**Given instruction 1**:
Answer these questions about the Tool concert article, one answer per line:
(a) What month and year does the article's heading give as its date?
(b) What four letters were on the marquee on the corner?
(c) What did the young passer-by tell the couple was going on?
**Given instruction 2**: List every feature of the crowd's appearance that the Tool concert article names in the sentence beginning "Sporting an array of".
**Given instruction 3**: Extend the Tool concert article, starting after its last sentence.

**Source extract**:

##########

Publication: hit parader

Date: July, 1997

Transcribed by
j sanderson (c41004@msn.com)


  page: 16
 title: caught in the act
author: michael callahan

  The conservatively-dressed, straight-out-of-the-'burbs, middle aged 
couple was strolling leisurely across New York's legendary Broadway- 
until they stopped dead in their tracks. There, in front of them, 
right in the heart of the Big Apple's famed Theatre District was a 
sight straight out of a Fellini casting call...or a Grade B horror 
flick. Hundreds of kids, decked out in some of the most morbid, 
shocking and downright bizarre attire ever seen by mortal man, lined 
the streetlight-illuminated boulevard like ghouls waiting for a big 
night on the town.
  "What's going on here?" the woman gasped as she grabbed her 
husband's arm in obvious fear. When the equally befuddled companion 
was unable to offer a sensible answer, the pair turned to a young 
passer-by to inquire about the cause of the eye-popping scene. "It's a 
concert," the guy stated matter-of-factly as he continued merrily on 
his way. Just as he was getting out of ear shot, the couple shouted 
out "who's playing?" With that, the guy just smiled and  pointed to 
the giant marquee on the corner- almost lost among the countless other 
bright lights that glittered along the world-renowned "Avenue Of 
Broken Dreams." Only four letters adorned that marquee- four letters 
that explained everything to the initiated, yet left our middle-aged 
visitors as dazed and confused as before. Those letters read T-O-O-L. 
  As the totally confounded couple immediately proceeded to distance 
themselves from the proceedins as rapidly as possible, focus shifted 
to the milling throng that had gathered outside in the evening chill, 
waiting impatiently for their chance to pass through tight security 
barricades and get inside the cavernous hall. Sporting an array of 
shocking haircuts, blood curdling makeup jobs and clothing that would 
have been turned down by any half-sensible good-will drive, the crowd 
looked and acted ready for anything. That (sic) hadn't come 
necessarily to just listen to Tool, they had come to be part of the 
evening's festivities. "This is the hottest show of the year," said 
one guy who had decided to cover his face and hair with a layer or 
white flour. "This is the only place in the world to be tonight"

##########

**Source data**:
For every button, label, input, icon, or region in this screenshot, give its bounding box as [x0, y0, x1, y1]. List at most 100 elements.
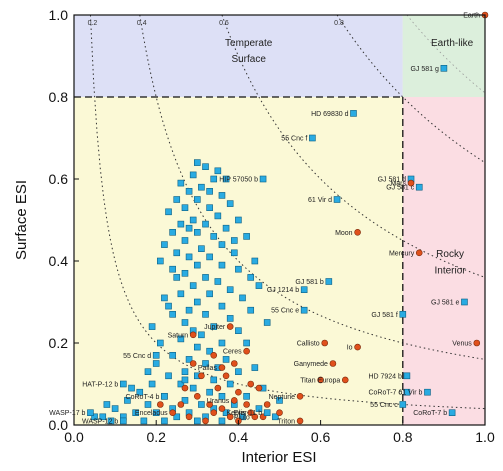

##########

**Answer 1**:
(a) July, 1997
(b) T-O-O-L
(c) "It's a concert."

**Answer 2**:
- shocking haircuts
- blood curdling makeup jobs
- clothing that would have been turned down by any half-sensible good-will drive

**Answer 3**:
  Backstage, far away from the festering commotion outside, Tool 
members Maynard James Keenan, Daney Carey, Adam Jones and Justin 
Chancellor, were quietly going about their business, seemingly 
oblivious to the riotous state of affairs created by their sold-out 
New York appearance. They proceeded with their business-at-hand doing 
the various time-honored rituals that seemingly every rock performer 
does prior to every concert. Little could one have guessed from the 
band's rather mundane pre-show activities that two hours of barely 
controlled musical mayhem was about to begin. 
  "We're trying to reach our audience on a deeper psychological 
and subconcious level," Carey stated. "Kids will mosh to anything 
these days. But we want to accomplish something more than that. No 
recording can capture what happens when four musicianswho have a 
similar cause play together in the same room. Live is what this band's 
about."
  Tool soon set out to prove the validity of Carey's statement, taking 
tp their eerily lit stage and delivering one of the most intense, 
probing and exhausting shows in the long annals of rockdom. Drawing 
equally from their albums, Opiate, Undertow and the recent chart 
topper, Aenima, Tool's set never came up for air, continually probing 
the dark side of the human soul with soul-crunching power and 
brain-ripping lyrical invectives. But it was the band's best known, 
MTV-friendly material, particularly Sober, Prison Sex, and 
Stinkfest(sic) that drew tha already ecstatic crowd to an even higher 
plateau, turning them into a frothing mob ready to answer Tool's every 
beck-and-call. It was the kind of response the band had been seeking, 
and from start to finish they seemed to drawtheir own power directly 
from the audience's seemingly bottomless reserves of energy. 
  "Getting on stage with a crowd like that is a true communion," 
Chancellor said "It's taking our music to a much more personal and 
profound level than we can ever hope to acheive by recording an 
album."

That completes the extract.